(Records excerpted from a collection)
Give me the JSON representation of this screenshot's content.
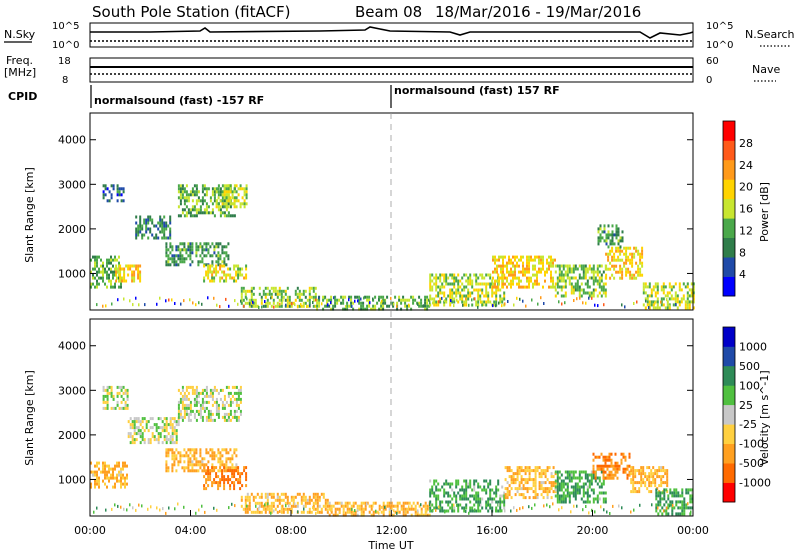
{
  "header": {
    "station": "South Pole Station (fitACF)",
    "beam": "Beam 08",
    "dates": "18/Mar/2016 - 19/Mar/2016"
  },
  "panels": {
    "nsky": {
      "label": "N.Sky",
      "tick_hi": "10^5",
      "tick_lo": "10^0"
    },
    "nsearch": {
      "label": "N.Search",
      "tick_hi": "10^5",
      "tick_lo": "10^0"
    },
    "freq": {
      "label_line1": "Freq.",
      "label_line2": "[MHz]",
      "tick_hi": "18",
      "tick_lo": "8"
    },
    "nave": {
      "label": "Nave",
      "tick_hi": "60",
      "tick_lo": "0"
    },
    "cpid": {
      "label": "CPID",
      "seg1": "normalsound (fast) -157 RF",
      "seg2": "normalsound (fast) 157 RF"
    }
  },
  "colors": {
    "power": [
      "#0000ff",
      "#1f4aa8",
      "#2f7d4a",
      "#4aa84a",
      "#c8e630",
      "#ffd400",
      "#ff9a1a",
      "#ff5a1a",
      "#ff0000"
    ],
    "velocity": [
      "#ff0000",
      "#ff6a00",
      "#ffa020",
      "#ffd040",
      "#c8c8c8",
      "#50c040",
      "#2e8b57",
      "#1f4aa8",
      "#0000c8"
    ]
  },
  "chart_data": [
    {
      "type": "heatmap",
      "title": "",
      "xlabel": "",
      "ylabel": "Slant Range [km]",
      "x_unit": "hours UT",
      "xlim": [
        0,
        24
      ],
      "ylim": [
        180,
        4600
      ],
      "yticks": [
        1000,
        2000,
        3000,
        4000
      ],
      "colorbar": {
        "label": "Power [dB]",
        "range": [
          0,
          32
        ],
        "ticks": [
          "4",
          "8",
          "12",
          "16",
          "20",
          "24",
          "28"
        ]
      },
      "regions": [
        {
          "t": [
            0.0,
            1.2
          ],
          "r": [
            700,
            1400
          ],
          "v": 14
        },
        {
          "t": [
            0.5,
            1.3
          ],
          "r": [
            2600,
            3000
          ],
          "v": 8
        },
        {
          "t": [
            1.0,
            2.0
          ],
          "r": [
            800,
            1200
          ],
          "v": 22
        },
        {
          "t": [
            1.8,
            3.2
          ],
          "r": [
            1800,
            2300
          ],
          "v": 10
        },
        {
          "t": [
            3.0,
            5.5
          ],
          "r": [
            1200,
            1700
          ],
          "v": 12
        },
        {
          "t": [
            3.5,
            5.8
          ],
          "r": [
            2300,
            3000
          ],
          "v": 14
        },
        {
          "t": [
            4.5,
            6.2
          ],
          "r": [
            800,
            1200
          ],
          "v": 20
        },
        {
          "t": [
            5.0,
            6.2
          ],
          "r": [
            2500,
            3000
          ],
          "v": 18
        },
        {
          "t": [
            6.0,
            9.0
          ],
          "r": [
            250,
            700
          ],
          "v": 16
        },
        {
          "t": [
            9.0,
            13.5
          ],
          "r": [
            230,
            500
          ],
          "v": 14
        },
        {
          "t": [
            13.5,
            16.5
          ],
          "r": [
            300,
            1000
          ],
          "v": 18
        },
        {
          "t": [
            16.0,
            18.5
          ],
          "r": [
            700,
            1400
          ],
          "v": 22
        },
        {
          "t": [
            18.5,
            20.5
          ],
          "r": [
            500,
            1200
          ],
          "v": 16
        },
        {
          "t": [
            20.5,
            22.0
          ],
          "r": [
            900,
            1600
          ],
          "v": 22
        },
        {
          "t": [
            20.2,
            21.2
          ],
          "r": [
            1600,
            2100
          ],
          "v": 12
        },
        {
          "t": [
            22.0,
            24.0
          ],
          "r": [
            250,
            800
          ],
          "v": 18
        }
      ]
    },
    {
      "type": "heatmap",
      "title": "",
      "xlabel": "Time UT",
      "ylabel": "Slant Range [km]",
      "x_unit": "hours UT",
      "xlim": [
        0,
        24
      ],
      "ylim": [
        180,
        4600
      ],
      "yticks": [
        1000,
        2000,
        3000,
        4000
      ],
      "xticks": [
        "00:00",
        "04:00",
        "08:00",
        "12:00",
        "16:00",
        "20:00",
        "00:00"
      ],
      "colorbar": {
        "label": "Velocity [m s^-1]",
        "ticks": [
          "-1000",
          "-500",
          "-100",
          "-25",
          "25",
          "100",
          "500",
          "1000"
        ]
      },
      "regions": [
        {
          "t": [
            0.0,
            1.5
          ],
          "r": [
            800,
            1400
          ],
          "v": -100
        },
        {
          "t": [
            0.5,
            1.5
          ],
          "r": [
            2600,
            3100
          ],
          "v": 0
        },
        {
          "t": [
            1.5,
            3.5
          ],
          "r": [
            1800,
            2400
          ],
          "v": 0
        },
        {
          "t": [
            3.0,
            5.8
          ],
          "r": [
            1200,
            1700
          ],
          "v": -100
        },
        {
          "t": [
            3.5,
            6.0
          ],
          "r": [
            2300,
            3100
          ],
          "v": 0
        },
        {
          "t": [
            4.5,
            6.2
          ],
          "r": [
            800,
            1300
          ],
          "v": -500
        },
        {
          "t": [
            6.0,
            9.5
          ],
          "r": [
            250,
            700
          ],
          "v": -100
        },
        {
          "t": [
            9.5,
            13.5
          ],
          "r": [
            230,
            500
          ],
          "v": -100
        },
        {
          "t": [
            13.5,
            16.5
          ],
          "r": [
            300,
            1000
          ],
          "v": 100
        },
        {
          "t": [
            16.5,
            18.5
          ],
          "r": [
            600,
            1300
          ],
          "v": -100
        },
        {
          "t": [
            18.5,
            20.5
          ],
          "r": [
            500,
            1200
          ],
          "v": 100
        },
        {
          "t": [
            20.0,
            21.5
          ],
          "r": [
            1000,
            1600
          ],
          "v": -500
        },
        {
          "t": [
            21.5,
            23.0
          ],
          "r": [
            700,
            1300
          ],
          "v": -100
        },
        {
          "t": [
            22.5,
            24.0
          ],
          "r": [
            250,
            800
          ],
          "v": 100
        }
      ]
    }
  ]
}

* * *

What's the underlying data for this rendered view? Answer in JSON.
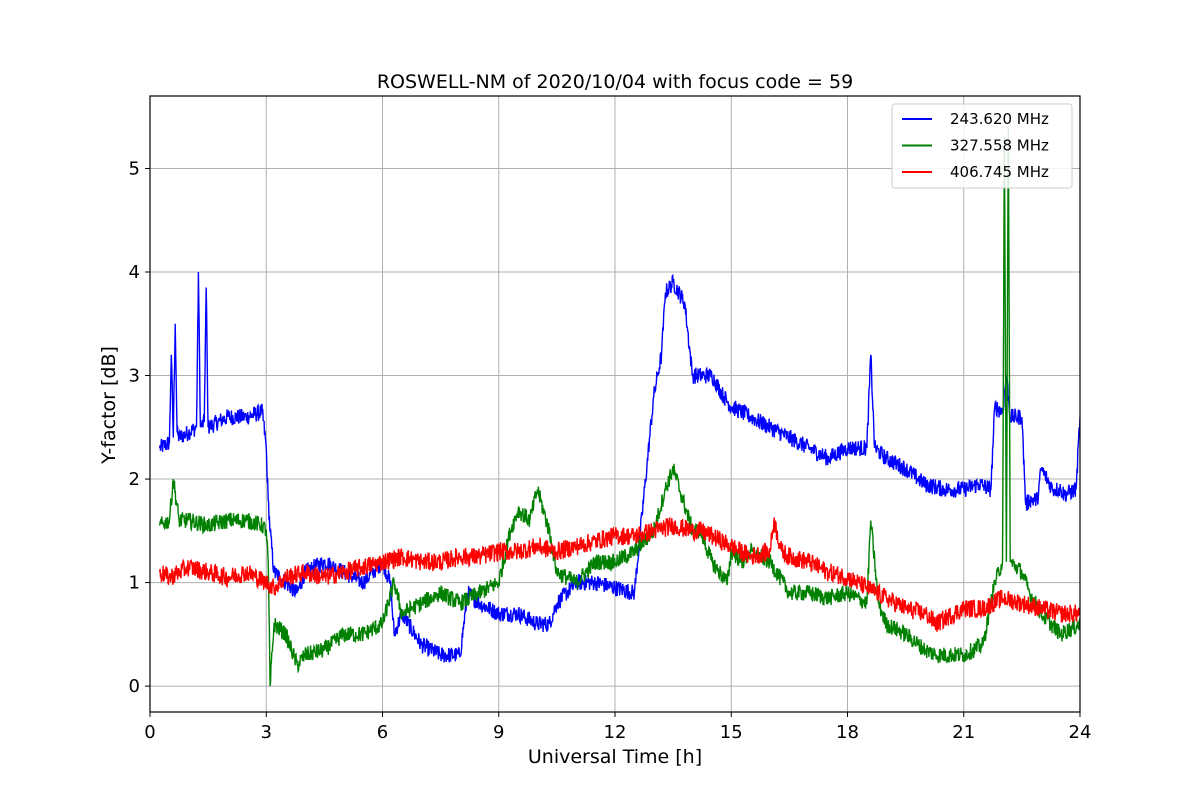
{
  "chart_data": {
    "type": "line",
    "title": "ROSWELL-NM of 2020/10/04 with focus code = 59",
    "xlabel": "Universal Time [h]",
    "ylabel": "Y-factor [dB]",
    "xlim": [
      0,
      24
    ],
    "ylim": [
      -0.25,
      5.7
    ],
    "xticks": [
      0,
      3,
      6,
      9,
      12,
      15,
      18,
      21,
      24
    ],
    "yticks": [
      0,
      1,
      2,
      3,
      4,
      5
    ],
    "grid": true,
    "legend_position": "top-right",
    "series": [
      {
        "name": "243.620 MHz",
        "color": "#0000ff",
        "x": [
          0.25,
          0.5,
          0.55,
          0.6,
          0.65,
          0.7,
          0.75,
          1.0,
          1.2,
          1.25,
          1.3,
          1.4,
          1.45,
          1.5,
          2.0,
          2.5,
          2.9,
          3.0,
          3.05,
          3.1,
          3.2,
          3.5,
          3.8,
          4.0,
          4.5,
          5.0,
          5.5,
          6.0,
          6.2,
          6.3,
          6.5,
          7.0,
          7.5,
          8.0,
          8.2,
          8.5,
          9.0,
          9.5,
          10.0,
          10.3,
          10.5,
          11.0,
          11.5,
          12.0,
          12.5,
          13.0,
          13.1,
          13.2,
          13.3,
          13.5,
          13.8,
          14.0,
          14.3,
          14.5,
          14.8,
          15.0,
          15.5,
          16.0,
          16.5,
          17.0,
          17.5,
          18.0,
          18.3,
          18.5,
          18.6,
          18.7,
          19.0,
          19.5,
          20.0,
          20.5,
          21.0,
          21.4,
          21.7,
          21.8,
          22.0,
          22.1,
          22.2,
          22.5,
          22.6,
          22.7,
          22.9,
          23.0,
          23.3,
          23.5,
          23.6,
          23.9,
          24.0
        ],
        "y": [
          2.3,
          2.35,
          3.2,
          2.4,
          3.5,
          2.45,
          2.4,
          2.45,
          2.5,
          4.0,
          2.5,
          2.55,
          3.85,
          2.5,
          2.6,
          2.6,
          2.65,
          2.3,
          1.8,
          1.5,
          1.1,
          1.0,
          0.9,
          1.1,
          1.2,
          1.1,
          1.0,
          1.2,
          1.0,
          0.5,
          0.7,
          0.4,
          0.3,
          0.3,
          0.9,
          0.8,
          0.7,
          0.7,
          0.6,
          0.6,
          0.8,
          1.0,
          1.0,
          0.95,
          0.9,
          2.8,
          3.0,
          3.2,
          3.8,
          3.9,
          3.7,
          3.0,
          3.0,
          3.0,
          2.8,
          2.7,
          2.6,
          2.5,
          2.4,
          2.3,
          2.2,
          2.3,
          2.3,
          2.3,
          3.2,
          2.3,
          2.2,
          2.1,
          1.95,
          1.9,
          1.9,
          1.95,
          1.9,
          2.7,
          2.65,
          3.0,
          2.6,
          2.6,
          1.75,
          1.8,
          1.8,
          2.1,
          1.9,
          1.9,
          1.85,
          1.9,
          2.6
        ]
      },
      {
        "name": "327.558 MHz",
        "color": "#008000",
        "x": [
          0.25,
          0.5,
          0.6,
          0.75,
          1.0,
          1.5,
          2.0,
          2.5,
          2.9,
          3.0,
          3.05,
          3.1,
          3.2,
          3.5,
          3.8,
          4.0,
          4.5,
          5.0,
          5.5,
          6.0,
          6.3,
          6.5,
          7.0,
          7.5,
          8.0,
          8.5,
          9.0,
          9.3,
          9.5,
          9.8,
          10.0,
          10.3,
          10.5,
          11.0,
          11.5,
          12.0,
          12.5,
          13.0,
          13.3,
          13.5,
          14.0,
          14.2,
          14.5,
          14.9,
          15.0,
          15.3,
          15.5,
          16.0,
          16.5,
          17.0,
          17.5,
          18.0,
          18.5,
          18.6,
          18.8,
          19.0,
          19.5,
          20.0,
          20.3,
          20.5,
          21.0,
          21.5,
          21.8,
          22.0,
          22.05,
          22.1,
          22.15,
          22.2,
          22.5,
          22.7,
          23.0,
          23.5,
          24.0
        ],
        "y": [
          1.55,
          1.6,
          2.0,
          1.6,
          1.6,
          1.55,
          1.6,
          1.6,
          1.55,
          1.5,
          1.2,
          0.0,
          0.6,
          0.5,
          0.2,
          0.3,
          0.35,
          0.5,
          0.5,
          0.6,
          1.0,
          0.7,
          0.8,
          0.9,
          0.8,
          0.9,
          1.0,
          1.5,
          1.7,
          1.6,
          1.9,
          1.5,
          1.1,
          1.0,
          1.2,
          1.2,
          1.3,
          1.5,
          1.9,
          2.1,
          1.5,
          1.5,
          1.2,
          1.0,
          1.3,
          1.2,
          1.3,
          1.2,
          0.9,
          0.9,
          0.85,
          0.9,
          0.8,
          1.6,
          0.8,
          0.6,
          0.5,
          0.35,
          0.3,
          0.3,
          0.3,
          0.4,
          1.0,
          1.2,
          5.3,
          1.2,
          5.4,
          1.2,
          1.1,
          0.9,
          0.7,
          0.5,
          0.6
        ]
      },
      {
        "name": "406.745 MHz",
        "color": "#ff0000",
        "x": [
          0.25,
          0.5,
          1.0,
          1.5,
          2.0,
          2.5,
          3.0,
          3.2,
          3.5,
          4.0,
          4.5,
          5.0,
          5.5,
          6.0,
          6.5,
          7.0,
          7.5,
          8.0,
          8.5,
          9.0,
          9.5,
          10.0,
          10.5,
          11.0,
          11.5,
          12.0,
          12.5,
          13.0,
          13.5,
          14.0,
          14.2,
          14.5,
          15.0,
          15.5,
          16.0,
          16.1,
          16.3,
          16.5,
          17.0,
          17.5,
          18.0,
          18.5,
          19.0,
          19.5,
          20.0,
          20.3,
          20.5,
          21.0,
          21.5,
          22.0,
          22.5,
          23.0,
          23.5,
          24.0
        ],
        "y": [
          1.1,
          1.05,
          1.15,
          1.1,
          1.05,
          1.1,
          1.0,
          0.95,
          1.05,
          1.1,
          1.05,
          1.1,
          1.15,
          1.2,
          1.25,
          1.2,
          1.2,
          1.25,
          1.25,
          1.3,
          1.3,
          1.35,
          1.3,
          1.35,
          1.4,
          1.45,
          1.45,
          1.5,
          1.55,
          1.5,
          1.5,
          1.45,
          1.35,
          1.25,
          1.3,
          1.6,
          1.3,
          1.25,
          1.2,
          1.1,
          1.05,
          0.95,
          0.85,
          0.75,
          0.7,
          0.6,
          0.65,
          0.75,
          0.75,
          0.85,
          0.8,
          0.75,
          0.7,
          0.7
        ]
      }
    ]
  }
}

Requirements - Show, from the material above, each line that includes the string "name".

Output -
        "name": "243.620 MHz",
        "name": "327.558 MHz",
        "name": "406.745 MHz",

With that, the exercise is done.